◆ WORK INSTRUCTIONS: Leave out the pictures and repeat everything else in the records exactly.

◆ RECORDS TO PROCESS:

────────────────────

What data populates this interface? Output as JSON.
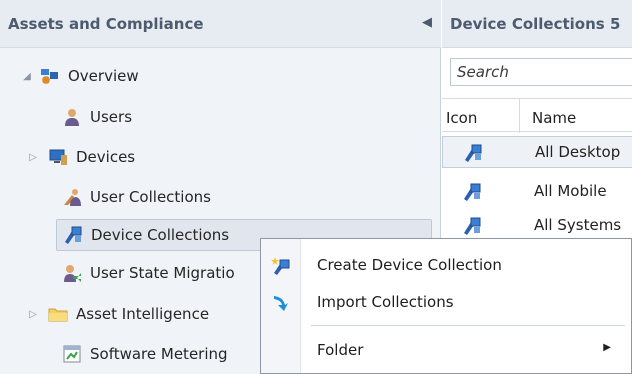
{
  "left_pane": {
    "title": "Assets and Compliance",
    "collapse_icon": "chevron-left-icon",
    "tree": [
      {
        "label": "Overview",
        "icon": "overview-icon",
        "expander": "expanded"
      },
      {
        "label": "Users",
        "icon": "users-icon",
        "expander": "none"
      },
      {
        "label": "Devices",
        "icon": "devices-icon",
        "expander": "collapsed"
      },
      {
        "label": "User Collections",
        "icon": "user-collections-icon",
        "expander": "none"
      },
      {
        "label": "Device Collections",
        "icon": "device-collections-icon",
        "expander": "none",
        "selected": true
      },
      {
        "label": "User State Migratio",
        "icon": "user-state-migration-icon",
        "expander": "none"
      },
      {
        "label": "Asset Intelligence",
        "icon": "folder-icon",
        "expander": "collapsed"
      },
      {
        "label": "Software Metering",
        "icon": "software-metering-icon",
        "expander": "none"
      }
    ]
  },
  "right_pane": {
    "title": "Device Collections 5",
    "search_placeholder": "Search",
    "columns": [
      "Icon",
      "Name"
    ],
    "rows": [
      {
        "name": "All Desktop",
        "icon": "device-collection-icon"
      },
      {
        "name": "All Mobile",
        "icon": "device-collection-icon"
      },
      {
        "name": "All Systems",
        "icon": "device-collection-icon"
      }
    ]
  },
  "context_menu": {
    "items": [
      {
        "label": "Create Device Collection",
        "icon": "create-collection-icon"
      },
      {
        "label": "Import Collections",
        "icon": "import-arrow-icon"
      },
      {
        "label": "Folder",
        "icon": "none",
        "submenu": true
      }
    ]
  },
  "colors": {
    "pane_background": "#f0f3f8",
    "header_background": "#e7ecf3",
    "header_text": "#4e5b6e",
    "selection_background": "#e1e6ee"
  }
}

────────────────────

◆ COMPLETE RESPONSE:
What data populates this interface? Output as JSON.
{
  "left_pane": {
    "title": "Assets and Compliance",
    "collapse_icon": "chevron-left-icon",
    "tree": [
      {
        "label": "Overview",
        "icon": "overview-icon",
        "expander": "expanded"
      },
      {
        "label": "Users",
        "icon": "users-icon",
        "expander": "none"
      },
      {
        "label": "Devices",
        "icon": "devices-icon",
        "expander": "collapsed"
      },
      {
        "label": "User Collections",
        "icon": "user-collections-icon",
        "expander": "none"
      },
      {
        "label": "Device Collections",
        "icon": "device-collections-icon",
        "expander": "none",
        "selected": true
      },
      {
        "label": "User State Migratio",
        "icon": "user-state-migration-icon",
        "expander": "none"
      },
      {
        "label": "Asset Intelligence",
        "icon": "folder-icon",
        "expander": "collapsed"
      },
      {
        "label": "Software Metering",
        "icon": "software-metering-icon",
        "expander": "none"
      }
    ]
  },
  "right_pane": {
    "title": "Device Collections 5",
    "search_placeholder": "Search",
    "columns": [
      "Icon",
      "Name"
    ],
    "rows": [
      {
        "name": "All Desktop",
        "icon": "device-collection-icon"
      },
      {
        "name": "All Mobile",
        "icon": "device-collection-icon"
      },
      {
        "name": "All Systems",
        "icon": "device-collection-icon"
      }
    ]
  },
  "context_menu": {
    "items": [
      {
        "label": "Create Device Collection",
        "icon": "create-collection-icon"
      },
      {
        "label": "Import Collections",
        "icon": "import-arrow-icon"
      },
      {
        "label": "Folder",
        "icon": "none",
        "submenu": true
      }
    ]
  },
  "colors": {
    "pane_background": "#f0f3f8",
    "header_background": "#e7ecf3",
    "header_text": "#4e5b6e",
    "selection_background": "#e1e6ee"
  }
}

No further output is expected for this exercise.